What needs to be done -> Tally the lines that include "under". Output the number only.

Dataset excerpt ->
** START **

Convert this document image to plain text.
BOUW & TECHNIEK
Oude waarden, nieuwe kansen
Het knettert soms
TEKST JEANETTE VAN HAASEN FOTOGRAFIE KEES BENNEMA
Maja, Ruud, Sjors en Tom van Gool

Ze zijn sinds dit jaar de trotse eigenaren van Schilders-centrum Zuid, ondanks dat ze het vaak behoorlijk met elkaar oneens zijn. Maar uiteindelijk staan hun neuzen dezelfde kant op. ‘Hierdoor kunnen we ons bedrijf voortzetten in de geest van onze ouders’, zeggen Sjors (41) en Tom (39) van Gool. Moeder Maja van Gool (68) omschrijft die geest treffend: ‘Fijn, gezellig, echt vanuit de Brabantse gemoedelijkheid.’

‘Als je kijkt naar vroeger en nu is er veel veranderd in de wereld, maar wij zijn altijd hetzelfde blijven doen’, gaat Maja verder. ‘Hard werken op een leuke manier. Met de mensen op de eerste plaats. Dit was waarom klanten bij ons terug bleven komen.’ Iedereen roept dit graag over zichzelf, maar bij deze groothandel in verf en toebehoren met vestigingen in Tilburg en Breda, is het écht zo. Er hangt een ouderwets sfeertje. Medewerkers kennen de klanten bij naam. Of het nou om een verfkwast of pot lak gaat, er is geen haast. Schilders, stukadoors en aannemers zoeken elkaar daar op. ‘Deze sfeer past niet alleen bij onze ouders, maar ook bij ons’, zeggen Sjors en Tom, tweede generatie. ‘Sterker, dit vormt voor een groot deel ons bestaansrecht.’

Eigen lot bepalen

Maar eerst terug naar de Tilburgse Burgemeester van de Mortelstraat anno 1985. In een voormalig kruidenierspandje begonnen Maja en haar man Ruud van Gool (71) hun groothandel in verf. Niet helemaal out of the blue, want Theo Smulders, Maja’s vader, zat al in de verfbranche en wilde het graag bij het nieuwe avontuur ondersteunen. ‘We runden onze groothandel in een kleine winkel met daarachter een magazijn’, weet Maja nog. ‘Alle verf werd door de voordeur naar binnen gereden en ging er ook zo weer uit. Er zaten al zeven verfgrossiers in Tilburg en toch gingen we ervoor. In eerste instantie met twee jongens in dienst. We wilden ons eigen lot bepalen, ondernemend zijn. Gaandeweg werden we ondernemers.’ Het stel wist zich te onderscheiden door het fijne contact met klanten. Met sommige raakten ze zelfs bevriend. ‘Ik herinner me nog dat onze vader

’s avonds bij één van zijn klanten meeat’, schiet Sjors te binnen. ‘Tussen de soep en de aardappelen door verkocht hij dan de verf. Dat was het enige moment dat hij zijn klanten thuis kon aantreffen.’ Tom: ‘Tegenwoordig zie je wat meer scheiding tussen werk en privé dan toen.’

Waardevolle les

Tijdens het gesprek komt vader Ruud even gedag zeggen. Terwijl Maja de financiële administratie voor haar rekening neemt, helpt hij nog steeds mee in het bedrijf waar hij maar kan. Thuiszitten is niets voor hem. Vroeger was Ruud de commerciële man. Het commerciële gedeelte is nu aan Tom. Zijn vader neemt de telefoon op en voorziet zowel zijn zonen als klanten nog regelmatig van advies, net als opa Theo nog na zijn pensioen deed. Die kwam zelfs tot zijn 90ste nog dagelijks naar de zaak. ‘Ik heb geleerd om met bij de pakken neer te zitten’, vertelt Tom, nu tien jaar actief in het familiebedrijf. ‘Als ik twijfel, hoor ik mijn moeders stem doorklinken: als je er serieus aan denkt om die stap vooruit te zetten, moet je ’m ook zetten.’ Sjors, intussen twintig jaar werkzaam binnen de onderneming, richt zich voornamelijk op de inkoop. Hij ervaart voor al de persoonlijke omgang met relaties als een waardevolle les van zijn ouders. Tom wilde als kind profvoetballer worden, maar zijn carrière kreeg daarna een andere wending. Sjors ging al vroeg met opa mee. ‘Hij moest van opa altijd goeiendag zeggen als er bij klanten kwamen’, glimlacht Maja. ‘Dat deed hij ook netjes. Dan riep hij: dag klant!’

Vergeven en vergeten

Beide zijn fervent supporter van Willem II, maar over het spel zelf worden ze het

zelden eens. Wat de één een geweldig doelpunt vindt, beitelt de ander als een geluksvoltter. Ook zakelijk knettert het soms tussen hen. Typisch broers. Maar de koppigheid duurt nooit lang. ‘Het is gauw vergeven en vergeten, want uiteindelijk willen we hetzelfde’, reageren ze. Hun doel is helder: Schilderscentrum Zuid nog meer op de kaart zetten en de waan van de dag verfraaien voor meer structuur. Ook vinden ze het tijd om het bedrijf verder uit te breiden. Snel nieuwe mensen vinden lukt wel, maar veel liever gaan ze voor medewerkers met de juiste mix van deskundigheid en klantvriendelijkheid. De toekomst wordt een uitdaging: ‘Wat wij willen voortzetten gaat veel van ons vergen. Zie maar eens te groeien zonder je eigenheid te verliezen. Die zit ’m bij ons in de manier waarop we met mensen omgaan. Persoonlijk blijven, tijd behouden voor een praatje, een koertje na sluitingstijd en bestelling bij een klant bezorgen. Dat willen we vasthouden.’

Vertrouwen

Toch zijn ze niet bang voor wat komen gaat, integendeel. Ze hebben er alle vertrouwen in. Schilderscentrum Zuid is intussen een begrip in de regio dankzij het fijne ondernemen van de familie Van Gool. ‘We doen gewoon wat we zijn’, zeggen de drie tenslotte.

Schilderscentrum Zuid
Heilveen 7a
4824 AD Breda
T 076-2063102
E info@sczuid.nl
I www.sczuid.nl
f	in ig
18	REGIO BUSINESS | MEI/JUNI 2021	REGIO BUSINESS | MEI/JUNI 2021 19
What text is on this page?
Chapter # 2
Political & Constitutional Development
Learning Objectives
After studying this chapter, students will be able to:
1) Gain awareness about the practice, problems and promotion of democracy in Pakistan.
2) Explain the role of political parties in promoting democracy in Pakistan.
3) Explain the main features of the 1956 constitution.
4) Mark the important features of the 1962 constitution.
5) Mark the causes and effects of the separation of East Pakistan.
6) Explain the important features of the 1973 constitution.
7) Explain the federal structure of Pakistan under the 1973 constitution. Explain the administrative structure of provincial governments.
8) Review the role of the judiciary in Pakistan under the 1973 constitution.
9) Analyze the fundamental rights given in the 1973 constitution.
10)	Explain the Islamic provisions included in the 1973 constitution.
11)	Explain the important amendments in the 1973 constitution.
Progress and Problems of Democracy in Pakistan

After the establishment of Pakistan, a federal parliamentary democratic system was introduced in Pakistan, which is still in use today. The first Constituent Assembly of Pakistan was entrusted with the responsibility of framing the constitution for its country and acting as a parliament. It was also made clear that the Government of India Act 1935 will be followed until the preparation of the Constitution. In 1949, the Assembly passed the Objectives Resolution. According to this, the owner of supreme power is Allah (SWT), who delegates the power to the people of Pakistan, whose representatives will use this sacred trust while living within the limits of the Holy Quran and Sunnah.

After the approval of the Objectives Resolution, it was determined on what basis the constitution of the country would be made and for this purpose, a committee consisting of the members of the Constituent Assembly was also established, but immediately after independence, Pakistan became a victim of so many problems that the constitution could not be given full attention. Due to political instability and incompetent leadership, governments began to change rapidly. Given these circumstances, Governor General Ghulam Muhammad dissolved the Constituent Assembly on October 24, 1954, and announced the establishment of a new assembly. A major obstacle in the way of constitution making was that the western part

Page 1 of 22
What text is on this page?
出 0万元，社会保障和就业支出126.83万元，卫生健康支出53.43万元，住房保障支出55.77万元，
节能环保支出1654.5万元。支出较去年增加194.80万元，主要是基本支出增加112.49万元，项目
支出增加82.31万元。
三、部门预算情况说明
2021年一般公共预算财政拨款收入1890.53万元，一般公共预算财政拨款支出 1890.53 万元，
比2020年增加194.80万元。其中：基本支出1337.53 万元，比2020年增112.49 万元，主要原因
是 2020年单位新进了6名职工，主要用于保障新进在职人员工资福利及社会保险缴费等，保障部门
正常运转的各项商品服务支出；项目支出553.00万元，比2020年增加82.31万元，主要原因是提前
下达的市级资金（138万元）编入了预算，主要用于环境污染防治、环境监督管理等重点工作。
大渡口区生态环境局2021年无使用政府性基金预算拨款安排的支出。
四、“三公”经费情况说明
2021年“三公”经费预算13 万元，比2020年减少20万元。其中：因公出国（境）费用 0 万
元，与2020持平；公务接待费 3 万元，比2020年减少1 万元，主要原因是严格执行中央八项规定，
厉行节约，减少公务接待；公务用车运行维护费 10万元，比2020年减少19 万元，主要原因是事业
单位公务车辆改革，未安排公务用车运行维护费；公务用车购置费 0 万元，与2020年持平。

** END **

Finished exercise -> 2